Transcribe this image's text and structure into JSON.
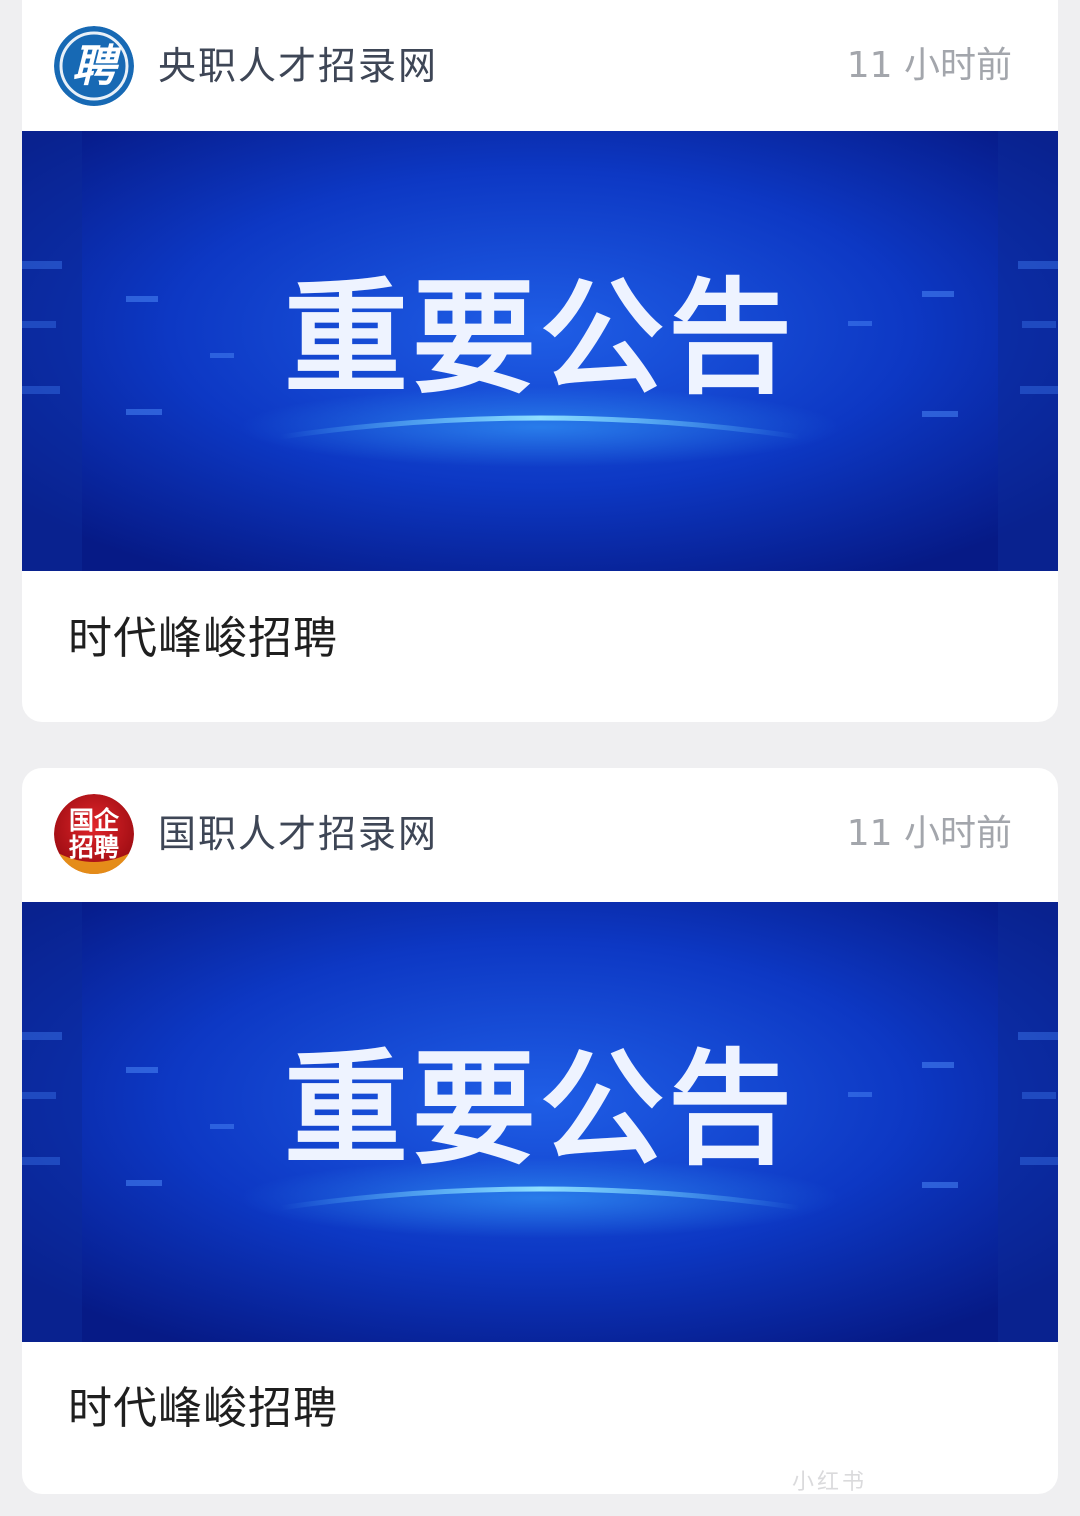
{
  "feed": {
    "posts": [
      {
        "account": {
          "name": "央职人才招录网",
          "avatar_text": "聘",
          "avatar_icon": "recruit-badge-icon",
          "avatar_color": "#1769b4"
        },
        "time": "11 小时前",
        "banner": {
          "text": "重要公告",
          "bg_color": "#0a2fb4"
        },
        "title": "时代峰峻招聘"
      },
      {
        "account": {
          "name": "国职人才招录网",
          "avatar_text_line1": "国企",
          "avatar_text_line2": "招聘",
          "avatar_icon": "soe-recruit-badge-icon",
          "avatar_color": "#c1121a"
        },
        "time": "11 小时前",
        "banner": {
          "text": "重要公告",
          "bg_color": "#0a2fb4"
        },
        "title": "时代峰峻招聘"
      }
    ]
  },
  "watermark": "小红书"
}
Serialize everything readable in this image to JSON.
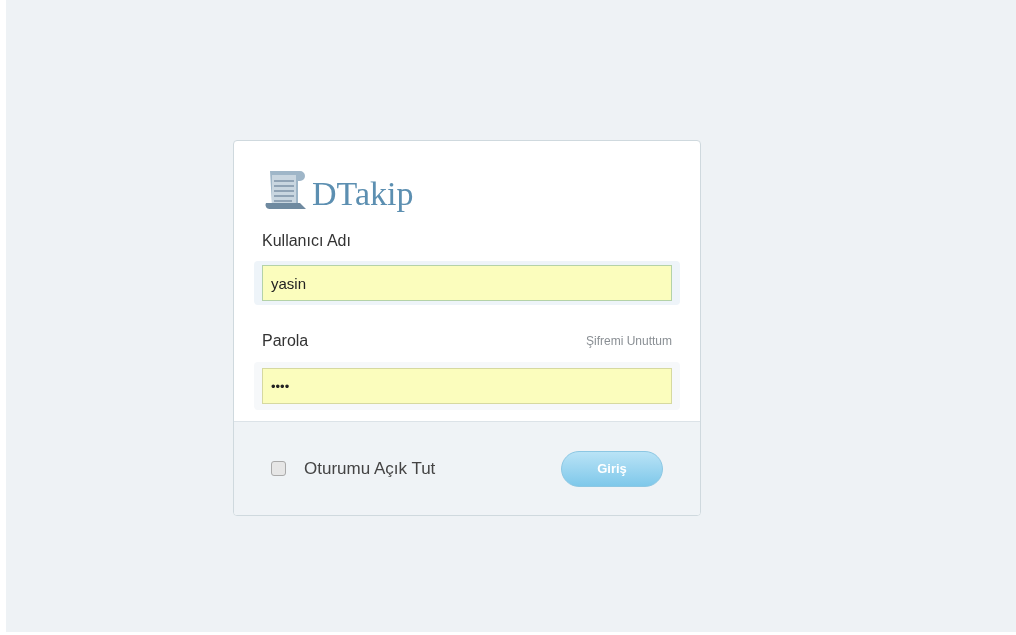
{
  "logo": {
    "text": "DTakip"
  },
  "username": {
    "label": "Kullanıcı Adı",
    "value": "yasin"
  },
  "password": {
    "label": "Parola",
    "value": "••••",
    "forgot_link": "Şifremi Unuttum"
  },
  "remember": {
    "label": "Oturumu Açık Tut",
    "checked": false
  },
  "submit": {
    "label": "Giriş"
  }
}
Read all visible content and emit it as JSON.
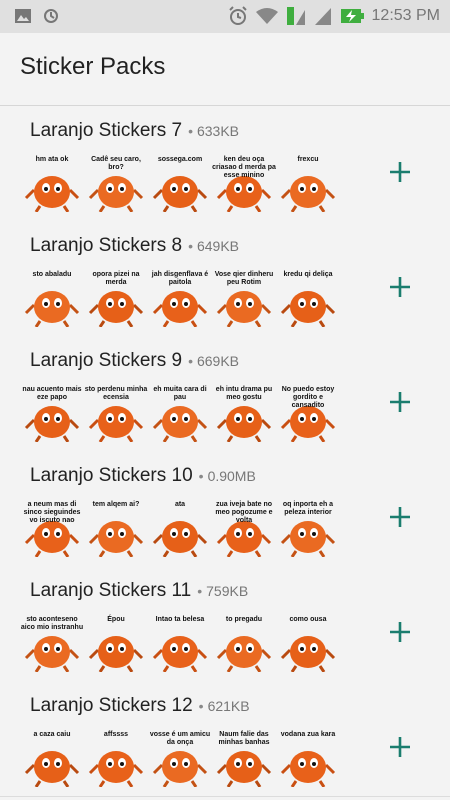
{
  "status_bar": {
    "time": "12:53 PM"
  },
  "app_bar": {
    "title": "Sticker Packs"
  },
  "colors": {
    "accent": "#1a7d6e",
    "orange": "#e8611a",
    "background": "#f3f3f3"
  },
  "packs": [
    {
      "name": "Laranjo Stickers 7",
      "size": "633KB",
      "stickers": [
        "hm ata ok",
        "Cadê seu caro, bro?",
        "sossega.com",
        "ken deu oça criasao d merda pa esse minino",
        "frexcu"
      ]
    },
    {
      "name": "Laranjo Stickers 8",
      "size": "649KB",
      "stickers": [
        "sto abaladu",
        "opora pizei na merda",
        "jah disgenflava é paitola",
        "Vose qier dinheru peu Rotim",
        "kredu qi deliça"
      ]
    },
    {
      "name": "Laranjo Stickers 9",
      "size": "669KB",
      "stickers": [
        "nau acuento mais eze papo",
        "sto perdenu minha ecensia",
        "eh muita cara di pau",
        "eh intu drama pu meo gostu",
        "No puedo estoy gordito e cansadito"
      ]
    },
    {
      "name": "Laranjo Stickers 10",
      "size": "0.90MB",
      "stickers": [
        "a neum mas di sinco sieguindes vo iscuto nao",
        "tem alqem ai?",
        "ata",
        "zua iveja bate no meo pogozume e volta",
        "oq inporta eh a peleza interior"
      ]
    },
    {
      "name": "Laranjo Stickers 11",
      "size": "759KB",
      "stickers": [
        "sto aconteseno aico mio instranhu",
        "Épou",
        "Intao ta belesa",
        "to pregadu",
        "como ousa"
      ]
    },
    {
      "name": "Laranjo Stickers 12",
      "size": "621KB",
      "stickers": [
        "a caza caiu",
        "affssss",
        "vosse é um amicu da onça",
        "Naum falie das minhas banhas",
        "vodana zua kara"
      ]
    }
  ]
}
####################
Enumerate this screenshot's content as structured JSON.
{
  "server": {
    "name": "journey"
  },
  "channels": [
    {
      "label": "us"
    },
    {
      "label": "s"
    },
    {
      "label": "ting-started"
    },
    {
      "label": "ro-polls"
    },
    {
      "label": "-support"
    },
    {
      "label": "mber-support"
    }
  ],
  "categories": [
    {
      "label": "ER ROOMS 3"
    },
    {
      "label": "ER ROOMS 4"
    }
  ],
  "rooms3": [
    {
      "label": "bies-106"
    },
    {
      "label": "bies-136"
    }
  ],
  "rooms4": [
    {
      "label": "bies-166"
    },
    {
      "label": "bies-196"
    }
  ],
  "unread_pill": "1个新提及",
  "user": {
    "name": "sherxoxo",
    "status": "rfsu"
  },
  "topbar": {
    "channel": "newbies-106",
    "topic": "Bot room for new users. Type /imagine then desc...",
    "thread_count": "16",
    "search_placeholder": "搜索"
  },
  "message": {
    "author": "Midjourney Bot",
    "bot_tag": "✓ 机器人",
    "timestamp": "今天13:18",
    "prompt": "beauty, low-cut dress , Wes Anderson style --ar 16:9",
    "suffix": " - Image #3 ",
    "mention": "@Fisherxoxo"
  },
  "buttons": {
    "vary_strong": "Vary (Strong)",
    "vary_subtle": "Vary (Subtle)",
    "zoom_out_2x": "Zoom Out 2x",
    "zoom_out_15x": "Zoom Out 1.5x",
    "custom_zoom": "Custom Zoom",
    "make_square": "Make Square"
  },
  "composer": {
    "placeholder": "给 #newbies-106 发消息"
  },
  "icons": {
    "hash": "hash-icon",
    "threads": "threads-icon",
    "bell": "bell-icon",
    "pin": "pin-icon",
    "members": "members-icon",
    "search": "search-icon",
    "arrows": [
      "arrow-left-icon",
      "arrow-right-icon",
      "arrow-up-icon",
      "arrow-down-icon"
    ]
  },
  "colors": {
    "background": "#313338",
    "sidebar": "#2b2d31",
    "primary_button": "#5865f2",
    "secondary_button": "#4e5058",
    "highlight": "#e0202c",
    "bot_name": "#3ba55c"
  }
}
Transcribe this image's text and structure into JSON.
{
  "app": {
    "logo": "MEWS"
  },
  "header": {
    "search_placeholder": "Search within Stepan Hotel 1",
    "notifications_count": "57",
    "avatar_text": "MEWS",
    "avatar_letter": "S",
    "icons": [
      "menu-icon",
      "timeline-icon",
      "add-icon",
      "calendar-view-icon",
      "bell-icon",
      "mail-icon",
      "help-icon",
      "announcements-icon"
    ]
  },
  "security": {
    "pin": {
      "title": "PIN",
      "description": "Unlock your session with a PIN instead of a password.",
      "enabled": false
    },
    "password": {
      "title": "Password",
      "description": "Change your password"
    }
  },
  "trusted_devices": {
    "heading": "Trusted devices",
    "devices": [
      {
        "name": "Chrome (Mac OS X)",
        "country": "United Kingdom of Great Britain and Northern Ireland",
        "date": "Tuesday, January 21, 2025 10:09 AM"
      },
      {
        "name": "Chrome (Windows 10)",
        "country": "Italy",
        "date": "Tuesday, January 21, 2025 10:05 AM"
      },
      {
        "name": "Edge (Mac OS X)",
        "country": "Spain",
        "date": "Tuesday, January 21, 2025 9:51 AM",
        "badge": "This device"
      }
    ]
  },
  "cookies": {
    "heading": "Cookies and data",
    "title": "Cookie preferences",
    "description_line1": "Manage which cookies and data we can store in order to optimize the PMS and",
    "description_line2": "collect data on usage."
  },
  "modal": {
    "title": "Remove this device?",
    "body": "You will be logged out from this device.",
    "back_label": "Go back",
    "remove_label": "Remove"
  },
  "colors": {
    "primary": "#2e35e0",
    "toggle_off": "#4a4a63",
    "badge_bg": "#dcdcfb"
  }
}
####################
Where a line of the entries contains the word "JSON", copy that line.

Transcribe this image's text and structure into JSON.
Serialize everything readable in this image to JSON.
Read all visible content and emit it as JSON.
Enumerate this screenshot's content as structured JSON.
Transcribe this image's text and structure into JSON.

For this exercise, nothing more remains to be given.